» WHAT IS NEEDED
Scan the following material for the string "image" and copy each line in which it appears.

## START

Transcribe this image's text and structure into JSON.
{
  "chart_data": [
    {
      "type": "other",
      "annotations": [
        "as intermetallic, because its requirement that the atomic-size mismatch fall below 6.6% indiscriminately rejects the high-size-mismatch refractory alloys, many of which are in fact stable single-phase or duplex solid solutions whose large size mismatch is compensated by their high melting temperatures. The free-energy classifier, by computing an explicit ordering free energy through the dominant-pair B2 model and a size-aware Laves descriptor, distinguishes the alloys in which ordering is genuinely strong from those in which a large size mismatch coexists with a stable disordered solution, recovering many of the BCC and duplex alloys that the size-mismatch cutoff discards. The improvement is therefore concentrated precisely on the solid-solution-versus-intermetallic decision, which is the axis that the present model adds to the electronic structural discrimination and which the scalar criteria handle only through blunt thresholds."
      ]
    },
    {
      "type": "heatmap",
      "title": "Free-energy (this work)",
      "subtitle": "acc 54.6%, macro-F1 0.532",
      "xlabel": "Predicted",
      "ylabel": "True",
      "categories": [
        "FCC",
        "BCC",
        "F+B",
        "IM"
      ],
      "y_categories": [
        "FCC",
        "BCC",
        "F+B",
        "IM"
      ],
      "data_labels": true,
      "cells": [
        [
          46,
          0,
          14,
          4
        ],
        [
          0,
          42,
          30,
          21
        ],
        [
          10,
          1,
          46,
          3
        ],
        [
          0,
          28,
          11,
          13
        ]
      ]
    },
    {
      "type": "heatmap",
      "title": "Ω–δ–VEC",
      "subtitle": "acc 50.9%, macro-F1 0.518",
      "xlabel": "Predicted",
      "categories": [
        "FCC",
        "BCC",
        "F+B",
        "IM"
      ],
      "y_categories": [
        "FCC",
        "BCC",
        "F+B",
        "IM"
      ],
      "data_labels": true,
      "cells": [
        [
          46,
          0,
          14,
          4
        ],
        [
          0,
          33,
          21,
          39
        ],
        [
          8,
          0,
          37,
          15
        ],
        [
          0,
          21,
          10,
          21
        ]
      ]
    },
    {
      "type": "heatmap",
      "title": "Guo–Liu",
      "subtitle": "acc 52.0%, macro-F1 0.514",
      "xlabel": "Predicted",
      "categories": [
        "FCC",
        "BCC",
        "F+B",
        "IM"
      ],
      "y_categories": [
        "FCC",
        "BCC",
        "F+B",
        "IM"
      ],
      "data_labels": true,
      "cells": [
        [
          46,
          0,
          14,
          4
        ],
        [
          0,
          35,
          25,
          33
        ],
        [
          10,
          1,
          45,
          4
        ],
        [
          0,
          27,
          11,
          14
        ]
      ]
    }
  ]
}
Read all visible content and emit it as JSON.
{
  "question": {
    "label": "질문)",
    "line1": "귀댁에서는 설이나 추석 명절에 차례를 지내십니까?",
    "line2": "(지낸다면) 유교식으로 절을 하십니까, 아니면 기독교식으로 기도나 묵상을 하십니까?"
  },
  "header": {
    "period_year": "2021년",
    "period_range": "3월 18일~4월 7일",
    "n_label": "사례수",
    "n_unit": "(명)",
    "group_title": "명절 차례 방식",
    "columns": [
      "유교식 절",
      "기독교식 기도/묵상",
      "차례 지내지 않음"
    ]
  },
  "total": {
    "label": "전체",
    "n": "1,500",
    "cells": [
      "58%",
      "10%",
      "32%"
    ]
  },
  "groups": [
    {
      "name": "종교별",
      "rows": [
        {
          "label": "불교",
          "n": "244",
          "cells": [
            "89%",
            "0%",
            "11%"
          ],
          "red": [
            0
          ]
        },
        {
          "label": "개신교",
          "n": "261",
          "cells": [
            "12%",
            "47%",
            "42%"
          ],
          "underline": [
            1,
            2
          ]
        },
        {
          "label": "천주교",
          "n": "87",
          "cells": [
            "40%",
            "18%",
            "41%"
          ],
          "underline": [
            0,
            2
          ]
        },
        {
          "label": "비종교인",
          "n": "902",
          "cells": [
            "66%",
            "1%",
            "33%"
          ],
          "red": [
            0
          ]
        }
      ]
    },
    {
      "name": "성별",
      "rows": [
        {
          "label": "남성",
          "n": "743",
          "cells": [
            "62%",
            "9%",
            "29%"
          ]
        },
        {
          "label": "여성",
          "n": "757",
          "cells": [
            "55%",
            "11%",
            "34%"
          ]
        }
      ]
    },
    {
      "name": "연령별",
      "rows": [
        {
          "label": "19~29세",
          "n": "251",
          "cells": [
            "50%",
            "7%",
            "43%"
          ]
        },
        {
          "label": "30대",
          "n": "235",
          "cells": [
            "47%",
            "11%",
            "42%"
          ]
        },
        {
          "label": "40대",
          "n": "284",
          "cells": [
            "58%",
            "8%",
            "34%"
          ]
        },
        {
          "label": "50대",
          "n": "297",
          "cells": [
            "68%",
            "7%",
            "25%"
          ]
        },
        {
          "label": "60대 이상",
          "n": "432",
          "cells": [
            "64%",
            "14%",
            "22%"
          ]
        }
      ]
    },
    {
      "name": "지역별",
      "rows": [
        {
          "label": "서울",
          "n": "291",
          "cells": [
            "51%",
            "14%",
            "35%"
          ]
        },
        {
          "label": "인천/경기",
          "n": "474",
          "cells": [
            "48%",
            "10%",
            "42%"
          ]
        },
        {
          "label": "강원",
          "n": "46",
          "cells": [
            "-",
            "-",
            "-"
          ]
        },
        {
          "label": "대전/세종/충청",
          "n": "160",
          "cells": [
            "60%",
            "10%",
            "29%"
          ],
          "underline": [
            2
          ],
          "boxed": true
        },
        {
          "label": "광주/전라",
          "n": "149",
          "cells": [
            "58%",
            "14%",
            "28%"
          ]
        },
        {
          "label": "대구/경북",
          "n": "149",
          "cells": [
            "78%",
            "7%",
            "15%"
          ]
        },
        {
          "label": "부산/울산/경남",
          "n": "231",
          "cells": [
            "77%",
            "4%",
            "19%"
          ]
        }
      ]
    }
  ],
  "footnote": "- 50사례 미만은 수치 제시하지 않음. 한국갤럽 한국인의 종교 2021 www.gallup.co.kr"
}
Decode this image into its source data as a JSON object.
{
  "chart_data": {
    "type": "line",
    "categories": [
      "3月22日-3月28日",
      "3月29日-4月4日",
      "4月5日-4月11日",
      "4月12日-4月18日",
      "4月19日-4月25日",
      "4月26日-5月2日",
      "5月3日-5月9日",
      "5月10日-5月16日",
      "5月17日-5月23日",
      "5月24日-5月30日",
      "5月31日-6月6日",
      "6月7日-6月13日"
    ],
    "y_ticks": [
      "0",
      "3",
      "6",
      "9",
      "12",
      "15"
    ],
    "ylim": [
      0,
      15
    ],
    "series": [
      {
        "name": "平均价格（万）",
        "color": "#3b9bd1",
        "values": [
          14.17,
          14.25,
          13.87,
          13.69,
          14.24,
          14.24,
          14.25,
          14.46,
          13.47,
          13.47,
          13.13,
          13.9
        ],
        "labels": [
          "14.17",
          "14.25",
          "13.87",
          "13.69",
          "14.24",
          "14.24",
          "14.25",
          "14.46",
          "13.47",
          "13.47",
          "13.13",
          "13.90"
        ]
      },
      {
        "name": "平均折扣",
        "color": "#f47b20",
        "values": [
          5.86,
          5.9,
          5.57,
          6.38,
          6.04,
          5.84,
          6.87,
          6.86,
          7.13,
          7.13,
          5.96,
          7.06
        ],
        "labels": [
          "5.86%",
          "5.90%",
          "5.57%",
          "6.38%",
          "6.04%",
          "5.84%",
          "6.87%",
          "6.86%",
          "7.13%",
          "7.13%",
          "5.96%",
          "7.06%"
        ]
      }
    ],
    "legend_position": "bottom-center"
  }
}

## END

» EXERCISE RESPONSE
Transcribe this image's text and structure into JSON.
Decode this image into its source data as a JSON object.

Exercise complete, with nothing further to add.